Supplied passage:
----

Discovered in 2015 a few miles from Winton, in the state of Queensland, the sauropod specimen was a young dinosaur that already measured eleven meters long. It was a Diamantinasaurus matildae, a species that lived in Australia during the Cretaceous period. In this case, researchers estimate it died between 94 and 101 million years ago. When they began excavating the fossil, paleontologists discovered a strange rocky mass in what would have been the abdominal area. Measuring two by one meters, up to one meter thick, and with a volume of 100 liters, it is the first confirmed cololite from a sauropod. And despite the passage of time, it reveals almost everything about the diet of the largest animals ever to have walked the Earth.

Diamantinasaurus matildae

“Our sauropod preserved remains of at least four different types of plants in its intestinal contents: Araucaria [a genus of conifers], Austrosequoia [related to modern redwoods], seed ferns, and angiosperms [flowering plants],” explains the Australian researcher. Although many modern herbivores are specialized in grasses, those had not yet evolved — especially not in that part of the world.

The study allows for a more detailed understanding of the dinosaur’s diet: among the conifers, most of what was found were bracts — modified leaves that protect the fruit. From the ferns, they found fruits of an extinct species. And from the angiosperms, leaves from various species. In any case, Poropat adds, “our sauropod’s diet was quite varied.”

So, sauropods were generalists, browsing both high and low, which gives many clues about their environment. As hatchlings, sauropods had access only to plants near the ground, but as they grew, so did their dietary options. Moreover, the prevalence of small shoots, bracts, and pods in the cololite suggests that young Diamantinasaurus fed on the young shoots of conifers and seed ferns, which are easier to digest.

----

Set of tasks:
1) Check each statement against the Diamantinasaurus passage and answer yes or no, quoting the words that decide it. (a) The specimen was found in 2015 near Winton, Queensland. (b) Grasses made up part of the sauropod's diet. (c) The material found from angiosperms was fruit.
2) According to the Diamantinasaurus passage, what was the volume of the rocky mass found in the abdominal area?
3) From the Diamantinasaurus passage, return the stretch that begins at the words "So, sauropods were" and stops after "easier to digest.".

Records from a collection
----

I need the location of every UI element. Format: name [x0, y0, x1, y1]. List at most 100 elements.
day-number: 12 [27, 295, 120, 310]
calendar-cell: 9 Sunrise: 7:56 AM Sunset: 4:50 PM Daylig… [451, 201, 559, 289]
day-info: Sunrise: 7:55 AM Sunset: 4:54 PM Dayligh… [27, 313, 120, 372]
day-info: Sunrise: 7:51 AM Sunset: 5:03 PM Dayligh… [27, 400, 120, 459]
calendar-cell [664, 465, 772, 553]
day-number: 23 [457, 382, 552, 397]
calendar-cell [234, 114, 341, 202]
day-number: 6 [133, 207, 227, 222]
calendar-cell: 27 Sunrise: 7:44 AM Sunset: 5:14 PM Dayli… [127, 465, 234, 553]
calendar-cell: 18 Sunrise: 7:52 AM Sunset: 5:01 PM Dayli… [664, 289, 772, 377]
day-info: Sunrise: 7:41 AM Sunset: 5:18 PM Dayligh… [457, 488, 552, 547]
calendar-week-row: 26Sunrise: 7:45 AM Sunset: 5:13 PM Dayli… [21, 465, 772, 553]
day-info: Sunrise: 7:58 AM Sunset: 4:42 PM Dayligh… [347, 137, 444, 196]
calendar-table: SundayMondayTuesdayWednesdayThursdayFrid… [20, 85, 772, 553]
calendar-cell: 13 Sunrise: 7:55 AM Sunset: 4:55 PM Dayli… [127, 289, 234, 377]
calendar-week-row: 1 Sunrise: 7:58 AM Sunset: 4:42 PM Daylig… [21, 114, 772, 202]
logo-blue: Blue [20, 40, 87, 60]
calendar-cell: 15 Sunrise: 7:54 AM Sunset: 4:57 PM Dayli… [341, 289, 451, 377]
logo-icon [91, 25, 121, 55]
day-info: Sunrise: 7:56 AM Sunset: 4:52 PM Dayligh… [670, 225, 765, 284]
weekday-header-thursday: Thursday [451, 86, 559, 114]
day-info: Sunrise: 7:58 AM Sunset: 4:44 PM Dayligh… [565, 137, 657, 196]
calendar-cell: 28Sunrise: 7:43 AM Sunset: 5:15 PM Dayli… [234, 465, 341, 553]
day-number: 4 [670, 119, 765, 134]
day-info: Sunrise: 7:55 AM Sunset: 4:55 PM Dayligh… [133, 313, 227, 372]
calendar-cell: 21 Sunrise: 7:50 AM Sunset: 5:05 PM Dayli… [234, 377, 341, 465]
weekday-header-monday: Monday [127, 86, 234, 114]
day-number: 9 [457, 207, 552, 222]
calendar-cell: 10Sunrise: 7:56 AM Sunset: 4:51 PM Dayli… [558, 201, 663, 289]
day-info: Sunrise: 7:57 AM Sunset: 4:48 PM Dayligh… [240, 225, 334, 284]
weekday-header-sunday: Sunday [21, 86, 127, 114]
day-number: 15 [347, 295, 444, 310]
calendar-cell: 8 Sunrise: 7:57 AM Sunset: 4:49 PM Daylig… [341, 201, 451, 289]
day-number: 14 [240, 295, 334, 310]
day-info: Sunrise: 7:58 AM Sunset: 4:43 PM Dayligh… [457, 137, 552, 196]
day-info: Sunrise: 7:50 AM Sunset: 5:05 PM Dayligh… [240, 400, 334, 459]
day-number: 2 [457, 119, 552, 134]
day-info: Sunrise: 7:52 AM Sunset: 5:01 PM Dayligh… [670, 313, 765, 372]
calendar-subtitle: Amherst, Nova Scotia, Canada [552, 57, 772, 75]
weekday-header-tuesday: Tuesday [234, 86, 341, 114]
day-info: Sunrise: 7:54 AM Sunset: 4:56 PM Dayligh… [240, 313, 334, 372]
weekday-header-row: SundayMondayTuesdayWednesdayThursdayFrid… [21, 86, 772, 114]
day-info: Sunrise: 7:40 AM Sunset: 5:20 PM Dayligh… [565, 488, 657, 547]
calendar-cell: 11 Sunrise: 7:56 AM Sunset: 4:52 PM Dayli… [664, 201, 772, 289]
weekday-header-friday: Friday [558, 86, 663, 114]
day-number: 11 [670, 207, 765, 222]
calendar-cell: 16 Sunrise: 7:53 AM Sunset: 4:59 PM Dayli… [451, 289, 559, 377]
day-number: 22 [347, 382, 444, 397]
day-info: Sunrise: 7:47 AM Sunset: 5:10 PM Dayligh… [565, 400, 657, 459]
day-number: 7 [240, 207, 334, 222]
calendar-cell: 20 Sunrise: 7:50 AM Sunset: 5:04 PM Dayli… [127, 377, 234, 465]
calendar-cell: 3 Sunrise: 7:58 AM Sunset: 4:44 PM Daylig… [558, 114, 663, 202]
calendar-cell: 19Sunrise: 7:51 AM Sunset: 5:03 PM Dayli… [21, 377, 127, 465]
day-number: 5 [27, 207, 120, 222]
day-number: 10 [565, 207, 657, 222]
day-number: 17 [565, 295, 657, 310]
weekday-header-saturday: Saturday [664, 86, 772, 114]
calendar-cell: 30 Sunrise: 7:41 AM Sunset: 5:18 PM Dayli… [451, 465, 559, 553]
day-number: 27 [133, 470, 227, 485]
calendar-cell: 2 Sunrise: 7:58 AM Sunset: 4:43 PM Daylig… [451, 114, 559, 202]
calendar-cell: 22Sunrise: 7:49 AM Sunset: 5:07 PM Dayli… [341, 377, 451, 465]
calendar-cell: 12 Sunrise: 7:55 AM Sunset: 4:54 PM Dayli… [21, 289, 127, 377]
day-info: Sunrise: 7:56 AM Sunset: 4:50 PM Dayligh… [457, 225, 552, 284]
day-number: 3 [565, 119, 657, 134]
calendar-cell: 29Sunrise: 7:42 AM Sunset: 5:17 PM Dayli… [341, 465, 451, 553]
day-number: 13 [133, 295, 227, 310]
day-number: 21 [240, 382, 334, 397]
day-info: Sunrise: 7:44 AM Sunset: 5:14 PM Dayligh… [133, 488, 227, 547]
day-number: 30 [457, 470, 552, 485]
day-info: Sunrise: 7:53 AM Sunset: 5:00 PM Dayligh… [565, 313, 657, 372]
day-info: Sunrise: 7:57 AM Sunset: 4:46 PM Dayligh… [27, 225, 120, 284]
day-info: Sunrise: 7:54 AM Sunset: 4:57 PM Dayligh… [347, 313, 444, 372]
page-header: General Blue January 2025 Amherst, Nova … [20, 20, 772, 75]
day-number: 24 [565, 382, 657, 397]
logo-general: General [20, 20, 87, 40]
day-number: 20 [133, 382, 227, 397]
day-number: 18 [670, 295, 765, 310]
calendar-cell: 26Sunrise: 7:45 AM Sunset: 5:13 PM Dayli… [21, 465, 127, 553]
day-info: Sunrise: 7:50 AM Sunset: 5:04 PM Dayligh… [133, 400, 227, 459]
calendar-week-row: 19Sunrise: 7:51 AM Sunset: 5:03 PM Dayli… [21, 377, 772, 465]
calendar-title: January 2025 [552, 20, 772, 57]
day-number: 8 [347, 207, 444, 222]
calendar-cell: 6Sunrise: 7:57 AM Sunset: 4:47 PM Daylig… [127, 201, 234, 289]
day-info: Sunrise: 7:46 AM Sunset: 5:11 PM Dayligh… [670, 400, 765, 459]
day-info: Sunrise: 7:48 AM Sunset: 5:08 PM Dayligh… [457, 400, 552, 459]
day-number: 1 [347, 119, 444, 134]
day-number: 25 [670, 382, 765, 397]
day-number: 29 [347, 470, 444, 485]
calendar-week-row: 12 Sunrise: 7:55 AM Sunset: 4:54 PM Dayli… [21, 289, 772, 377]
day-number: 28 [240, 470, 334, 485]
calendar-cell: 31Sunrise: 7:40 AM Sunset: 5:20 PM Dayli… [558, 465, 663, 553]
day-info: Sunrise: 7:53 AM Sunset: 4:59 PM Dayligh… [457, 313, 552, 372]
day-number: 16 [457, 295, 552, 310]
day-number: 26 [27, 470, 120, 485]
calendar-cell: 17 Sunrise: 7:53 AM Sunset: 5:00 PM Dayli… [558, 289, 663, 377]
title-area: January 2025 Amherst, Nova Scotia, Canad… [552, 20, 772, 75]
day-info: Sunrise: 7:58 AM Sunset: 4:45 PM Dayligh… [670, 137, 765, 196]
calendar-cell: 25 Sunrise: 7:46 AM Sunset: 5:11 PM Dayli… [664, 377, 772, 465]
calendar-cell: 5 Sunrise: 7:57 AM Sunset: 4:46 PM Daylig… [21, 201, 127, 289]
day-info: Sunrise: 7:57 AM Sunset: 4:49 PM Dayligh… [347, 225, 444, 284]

----

Answers for this exercise:
1)
(a) Yes: "Discovered in 2015 a few miles from Winton, in the state of Queensland"
(b) No: "those had not yet evolved — especially not in that part of the world."
(c) No: "And from the angiosperms, leaves from various species."

2) 100 liters.

3)
So, sauropods were generalists, browsing both high and low, which gives many clues about their environment. As hatchlings, sauropods had access only to plants near the ground, but as they grew, so did their dietary options. Moreover, the prevalence of small shoots, bracts, and pods in the cololite suggests that young Diamantinasaurus fed on the young shoots of conifers and seed ferns, which are easier to digest.